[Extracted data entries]
========
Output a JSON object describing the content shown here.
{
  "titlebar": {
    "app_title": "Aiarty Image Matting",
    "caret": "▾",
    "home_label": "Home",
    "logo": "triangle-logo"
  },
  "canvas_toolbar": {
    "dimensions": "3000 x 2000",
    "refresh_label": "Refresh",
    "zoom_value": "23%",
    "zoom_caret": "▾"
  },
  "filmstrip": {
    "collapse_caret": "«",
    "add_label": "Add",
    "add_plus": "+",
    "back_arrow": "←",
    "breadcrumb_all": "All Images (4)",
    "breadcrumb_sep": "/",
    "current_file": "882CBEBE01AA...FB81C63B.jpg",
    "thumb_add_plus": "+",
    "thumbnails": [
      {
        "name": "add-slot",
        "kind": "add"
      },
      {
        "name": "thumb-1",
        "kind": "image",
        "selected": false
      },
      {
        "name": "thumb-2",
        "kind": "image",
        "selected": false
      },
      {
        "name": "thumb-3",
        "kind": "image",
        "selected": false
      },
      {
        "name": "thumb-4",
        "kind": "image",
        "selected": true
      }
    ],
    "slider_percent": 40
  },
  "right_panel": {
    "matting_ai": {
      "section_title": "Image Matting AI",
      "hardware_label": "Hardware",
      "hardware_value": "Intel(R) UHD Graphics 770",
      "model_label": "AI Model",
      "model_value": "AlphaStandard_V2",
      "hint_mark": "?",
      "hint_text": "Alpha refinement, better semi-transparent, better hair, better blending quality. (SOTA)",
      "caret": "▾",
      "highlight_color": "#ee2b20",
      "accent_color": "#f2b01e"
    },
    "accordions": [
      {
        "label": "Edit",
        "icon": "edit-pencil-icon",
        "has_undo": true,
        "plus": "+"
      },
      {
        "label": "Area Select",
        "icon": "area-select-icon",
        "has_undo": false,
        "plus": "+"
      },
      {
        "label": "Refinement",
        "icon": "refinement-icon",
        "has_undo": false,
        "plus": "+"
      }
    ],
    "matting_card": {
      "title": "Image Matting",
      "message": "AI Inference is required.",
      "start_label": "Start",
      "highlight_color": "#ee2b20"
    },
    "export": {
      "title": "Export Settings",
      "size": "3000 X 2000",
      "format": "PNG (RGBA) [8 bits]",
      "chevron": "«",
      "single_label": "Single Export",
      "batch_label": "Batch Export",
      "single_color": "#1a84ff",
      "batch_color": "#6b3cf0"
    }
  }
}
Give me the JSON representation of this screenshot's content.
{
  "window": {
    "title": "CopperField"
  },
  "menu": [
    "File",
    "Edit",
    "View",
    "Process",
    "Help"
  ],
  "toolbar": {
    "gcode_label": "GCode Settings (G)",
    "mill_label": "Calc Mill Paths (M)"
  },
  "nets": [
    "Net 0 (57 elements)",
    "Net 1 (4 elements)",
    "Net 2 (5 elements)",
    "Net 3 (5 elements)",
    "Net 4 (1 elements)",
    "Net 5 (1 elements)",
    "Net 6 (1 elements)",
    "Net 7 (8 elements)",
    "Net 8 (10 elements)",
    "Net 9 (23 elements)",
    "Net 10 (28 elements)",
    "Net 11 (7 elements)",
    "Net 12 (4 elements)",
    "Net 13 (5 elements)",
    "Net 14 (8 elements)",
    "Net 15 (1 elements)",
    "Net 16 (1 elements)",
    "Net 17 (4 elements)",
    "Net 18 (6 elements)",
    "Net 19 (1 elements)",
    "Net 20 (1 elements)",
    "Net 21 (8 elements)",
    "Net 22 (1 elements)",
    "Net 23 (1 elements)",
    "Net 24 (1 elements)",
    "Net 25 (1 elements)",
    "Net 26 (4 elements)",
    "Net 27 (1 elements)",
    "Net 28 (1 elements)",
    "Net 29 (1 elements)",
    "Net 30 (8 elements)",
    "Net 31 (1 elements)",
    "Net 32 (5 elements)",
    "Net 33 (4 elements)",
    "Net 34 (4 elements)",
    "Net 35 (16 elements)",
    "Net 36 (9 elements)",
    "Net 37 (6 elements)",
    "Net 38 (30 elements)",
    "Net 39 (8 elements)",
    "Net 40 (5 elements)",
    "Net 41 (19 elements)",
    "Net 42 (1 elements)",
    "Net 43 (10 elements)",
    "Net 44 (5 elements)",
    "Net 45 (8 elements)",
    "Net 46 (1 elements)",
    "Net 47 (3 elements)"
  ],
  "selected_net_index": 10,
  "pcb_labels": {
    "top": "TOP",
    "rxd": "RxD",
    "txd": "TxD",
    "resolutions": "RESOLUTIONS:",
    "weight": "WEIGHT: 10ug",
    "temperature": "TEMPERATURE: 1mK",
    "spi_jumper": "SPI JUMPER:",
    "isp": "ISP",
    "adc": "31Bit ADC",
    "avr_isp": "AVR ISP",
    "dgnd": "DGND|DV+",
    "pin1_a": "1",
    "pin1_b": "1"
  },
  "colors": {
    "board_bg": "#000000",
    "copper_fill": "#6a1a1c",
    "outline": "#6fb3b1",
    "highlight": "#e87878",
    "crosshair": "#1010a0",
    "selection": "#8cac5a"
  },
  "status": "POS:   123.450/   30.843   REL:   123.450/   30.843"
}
========
WHAT IS EXPECTED: Extract each entry in full, exactly as given.

EXPECTED ANSWER:
Output a JSON object describing the content shown here.
{
  "titlebar": {
    "app_title": "Aiarty Image Matting",
    "caret": "▾",
    "home_label": "Home",
    "logo": "triangle-logo"
  },
  "canvas_toolbar": {
    "dimensions": "3000 x 2000",
    "refresh_label": "Refresh",
    "zoom_value": "23%",
    "zoom_caret": "▾"
  },
  "filmstrip": {
    "collapse_caret": "«",
    "add_label": "Add",
    "add_plus": "+",
    "back_arrow": "←",
    "breadcrumb_all": "All Images (4)",
    "breadcrumb_sep": "/",
    "current_file": "882CBEBE01AA...FB81C63B.jpg",
    "thumb_add_plus": "+",
    "thumbnails": [
      {
        "name": "add-slot",
        "kind": "add"
      },
      {
        "name": "thumb-1",
        "kind": "image",
        "selected": false
      },
      {
        "name": "thumb-2",
        "kind": "image",
        "selected": false
      },
      {
        "name": "thumb-3",
        "kind": "image",
        "selected": false
      },
      {
        "name": "thumb-4",
        "kind": "image",
        "selected": true
      }
    ],
    "slider_percent": 40
  },
  "right_panel": {
    "matting_ai": {
      "section_title": "Image Matting AI",
      "hardware_label": "Hardware",
      "hardware_value": "Intel(R) UHD Graphics 770",
      "model_label": "AI Model",
      "model_value": "AlphaStandard_V2",
      "hint_mark": "?",
      "hint_text": "Alpha refinement, better semi-transparent, better hair, better blending quality. (SOTA)",
      "caret": "▾",
      "highlight_color": "#ee2b20",
      "accent_color": "#f2b01e"
    },
    "accordions": [
      {
        "label": "Edit",
        "icon": "edit-pencil-icon",
        "has_undo": true,
        "plus": "+"
      },
      {
        "label": "Area Select",
        "icon": "area-select-icon",
        "has_undo": false,
        "plus": "+"
      },
      {
        "label": "Refinement",
        "icon": "refinement-icon",
        "has_undo": false,
        "plus": "+"
      }
    ],
    "matting_card": {
      "title": "Image Matting",
      "message": "AI Inference is required.",
      "start_label": "Start",
      "highlight_color": "#ee2b20"
    },
    "export": {
      "title": "Export Settings",
      "size": "3000 X 2000",
      "format": "PNG (RGBA) [8 bits]",
      "chevron": "«",
      "single_label": "Single Export",
      "batch_label": "Batch Export",
      "single_color": "#1a84ff",
      "batch_color": "#6b3cf0"
    }
  }
}
Give me the JSON representation of this screenshot's content.
{
  "window": {
    "title": "CopperField"
  },
  "menu": [
    "File",
    "Edit",
    "View",
    "Process",
    "Help"
  ],
  "toolbar": {
    "gcode_label": "GCode Settings (G)",
    "mill_label": "Calc Mill Paths (M)"
  },
  "nets": [
    "Net 0 (57 elements)",
    "Net 1 (4 elements)",
    "Net 2 (5 elements)",
    "Net 3 (5 elements)",
    "Net 4 (1 elements)",
    "Net 5 (1 elements)",
    "Net 6 (1 elements)",
    "Net 7 (8 elements)",
    "Net 8 (10 elements)",
    "Net 9 (23 elements)",
    "Net 10 (28 elements)",
    "Net 11 (7 elements)",
    "Net 12 (4 elements)",
    "Net 13 (5 elements)",
    "Net 14 (8 elements)",
    "Net 15 (1 elements)",
    "Net 16 (1 elements)",
    "Net 17 (4 elements)",
    "Net 18 (6 elements)",
    "Net 19 (1 elements)",
    "Net 20 (1 elements)",
    "Net 21 (8 elements)",
    "Net 22 (1 elements)",
    "Net 23 (1 elements)",
    "Net 24 (1 elements)",
    "Net 25 (1 elements)",
    "Net 26 (4 elements)",
    "Net 27 (1 elements)",
    "Net 28 (1 elements)",
    "Net 29 (1 elements)",
    "Net 30 (8 elements)",
    "Net 31 (1 elements)",
    "Net 32 (5 elements)",
    "Net 33 (4 elements)",
    "Net 34 (4 elements)",
    "Net 35 (16 elements)",
    "Net 36 (9 elements)",
    "Net 37 (6 elements)",
    "Net 38 (30 elements)",
    "Net 39 (8 elements)",
    "Net 40 (5 elements)",
    "Net 41 (19 elements)",
    "Net 42 (1 elements)",
    "Net 43 (10 elements)",
    "Net 44 (5 elements)",
    "Net 45 (8 elements)",
    "Net 46 (1 elements)",
    "Net 47 (3 elements)"
  ],
  "selected_net_index": 10,
  "pcb_labels": {
    "top": "TOP",
    "rxd": "RxD",
    "txd": "TxD",
    "resolutions": "RESOLUTIONS:",
    "weight": "WEIGHT: 10ug",
    "temperature": "TEMPERATURE: 1mK",
    "spi_jumper": "SPI JUMPER:",
    "isp": "ISP",
    "adc": "31Bit ADC",
    "avr_isp": "AVR ISP",
    "dgnd": "DGND|DV+",
    "pin1_a": "1",
    "pin1_b": "1"
  },
  "colors": {
    "board_bg": "#000000",
    "copper_fill": "#6a1a1c",
    "outline": "#6fb3b1",
    "highlight": "#e87878",
    "crosshair": "#1010a0",
    "selection": "#8cac5a"
  },
  "status": "POS:   123.450/   30.843   REL:   123.450/   30.843"
}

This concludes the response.